▶ _Material for this task_:

----

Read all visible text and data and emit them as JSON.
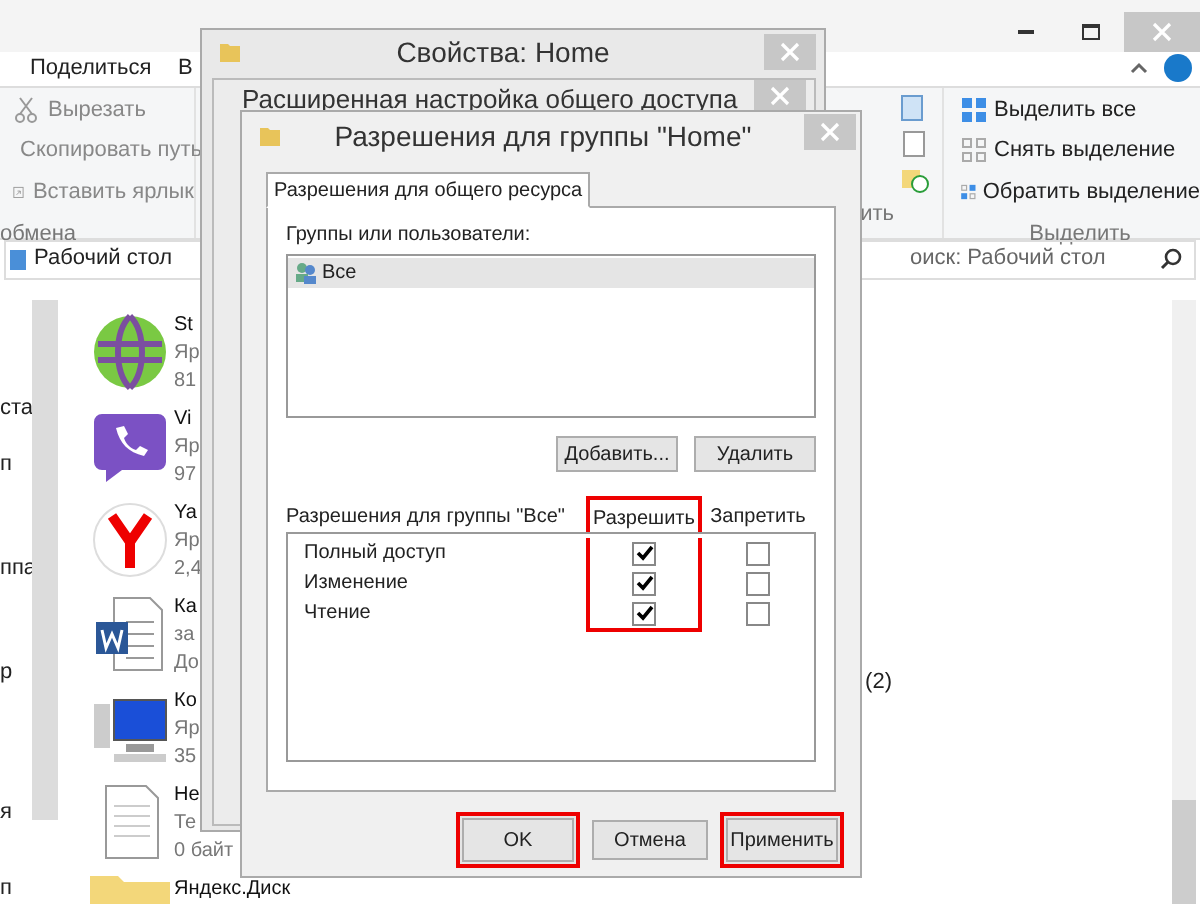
{
  "explorer": {
    "ribbon_tabs": [
      {
        "label": "Поделиться"
      },
      {
        "label": "В"
      }
    ],
    "clipboard_group": {
      "items": [
        {
          "label": "Вырезать",
          "kind": "cut"
        },
        {
          "label": "Скопировать путь",
          "kind": "path"
        },
        {
          "label": "Вставить ярлык",
          "kind": "shortcut"
        }
      ],
      "label": "обмена"
    },
    "open_group": {
      "label": "ить"
    },
    "select_group": {
      "items": [
        {
          "label": "Выделить все",
          "kind": "all"
        },
        {
          "label": "Снять выделение",
          "kind": "none"
        },
        {
          "label": "Обратить выделение",
          "kind": "invert"
        }
      ],
      "label": "Выделить"
    },
    "address": "Рабочий стол",
    "search": {
      "placeholder": "оиск: Рабочий стол"
    },
    "nav_items": [
      "ста",
      "п",
      "ппа",
      "р",
      "я",
      "п"
    ],
    "files": [
      {
        "kind": "globe",
        "lines": [
          "St",
          "Яр",
          "81"
        ]
      },
      {
        "kind": "phone",
        "lines": [
          "Vi",
          "Яр",
          "97"
        ]
      },
      {
        "kind": "yandex",
        "lines": [
          "Ya",
          "Яр",
          "2,4"
        ]
      },
      {
        "kind": "word",
        "lines": [
          "Ка",
          "за",
          "До"
        ]
      },
      {
        "kind": "computer",
        "lines": [
          "Ко",
          "Яр",
          "35"
        ]
      },
      {
        "kind": "text",
        "lines": [
          "Не",
          "Те",
          "0 байт"
        ]
      },
      {
        "kind": "folder",
        "lines": [
          "Яндекс.Диск"
        ]
      }
    ],
    "side_count": "(2)"
  },
  "properties_dialog": {
    "title": "Свойства: Home"
  },
  "advanced_dialog": {
    "title": "Расширенная настройка общего доступа"
  },
  "permissions_dialog": {
    "title": "Разрешения для группы \"Home\"",
    "tabs": [
      {
        "label": "Разрешения для общего ресурса",
        "selected": true
      }
    ],
    "groups_label": "Группы или пользователи:",
    "groups": [
      {
        "name": "Все",
        "selected": true
      }
    ],
    "group_buttons": [
      "Добавить...",
      "Удалить"
    ],
    "permissions_label": "Разрешения для группы \"Все\"",
    "columns": [
      {
        "label": "Разрешить",
        "highlighted": true
      },
      {
        "label": "Запретить",
        "highlighted": false
      }
    ],
    "rows": [
      {
        "name": "Полный доступ",
        "allow": true,
        "deny": false
      },
      {
        "name": "Изменение",
        "allow": true,
        "deny": false
      },
      {
        "name": "Чтение",
        "allow": true,
        "deny": false
      }
    ],
    "buttons": [
      {
        "label": "OK",
        "highlighted": true
      },
      {
        "label": "Отмена",
        "highlighted": false
      },
      {
        "label": "Применить",
        "highlighted": true
      }
    ]
  }
}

----

▶ _What the task asks_:
Leave out the pictures and print every line of the data exactly.

▶ _Task response_:
Read all visible text and data and emit them as JSON.
{
  "explorer": {
    "ribbon_tabs": [
      {
        "label": "Поделиться"
      },
      {
        "label": "В"
      }
    ],
    "clipboard_group": {
      "items": [
        {
          "label": "Вырезать",
          "kind": "cut"
        },
        {
          "label": "Скопировать путь",
          "kind": "path"
        },
        {
          "label": "Вставить ярлык",
          "kind": "shortcut"
        }
      ],
      "label": "обмена"
    },
    "open_group": {
      "label": "ить"
    },
    "select_group": {
      "items": [
        {
          "label": "Выделить все",
          "kind": "all"
        },
        {
          "label": "Снять выделение",
          "kind": "none"
        },
        {
          "label": "Обратить выделение",
          "kind": "invert"
        }
      ],
      "label": "Выделить"
    },
    "address": "Рабочий стол",
    "search": {
      "placeholder": "оиск: Рабочий стол"
    },
    "nav_items": [
      "ста",
      "п",
      "ппа",
      "р",
      "я",
      "п"
    ],
    "files": [
      {
        "kind": "globe",
        "lines": [
          "St",
          "Яр",
          "81"
        ]
      },
      {
        "kind": "phone",
        "lines": [
          "Vi",
          "Яр",
          "97"
        ]
      },
      {
        "kind": "yandex",
        "lines": [
          "Ya",
          "Яр",
          "2,4"
        ]
      },
      {
        "kind": "word",
        "lines": [
          "Ка",
          "за",
          "До"
        ]
      },
      {
        "kind": "computer",
        "lines": [
          "Ко",
          "Яр",
          "35"
        ]
      },
      {
        "kind": "text",
        "lines": [
          "Не",
          "Те",
          "0 байт"
        ]
      },
      {
        "kind": "folder",
        "lines": [
          "Яндекс.Диск"
        ]
      }
    ],
    "side_count": "(2)"
  },
  "properties_dialog": {
    "title": "Свойства: Home"
  },
  "advanced_dialog": {
    "title": "Расширенная настройка общего доступа"
  },
  "permissions_dialog": {
    "title": "Разрешения для группы \"Home\"",
    "tabs": [
      {
        "label": "Разрешения для общего ресурса",
        "selected": true
      }
    ],
    "groups_label": "Группы или пользователи:",
    "groups": [
      {
        "name": "Все",
        "selected": true
      }
    ],
    "group_buttons": [
      "Добавить...",
      "Удалить"
    ],
    "permissions_label": "Разрешения для группы \"Все\"",
    "columns": [
      {
        "label": "Разрешить",
        "highlighted": true
      },
      {
        "label": "Запретить",
        "highlighted": false
      }
    ],
    "rows": [
      {
        "name": "Полный доступ",
        "allow": true,
        "deny": false
      },
      {
        "name": "Изменение",
        "allow": true,
        "deny": false
      },
      {
        "name": "Чтение",
        "allow": true,
        "deny": false
      }
    ],
    "buttons": [
      {
        "label": "OK",
        "highlighted": true
      },
      {
        "label": "Отмена",
        "highlighted": false
      },
      {
        "label": "Применить",
        "highlighted": true
      }
    ]
  }
}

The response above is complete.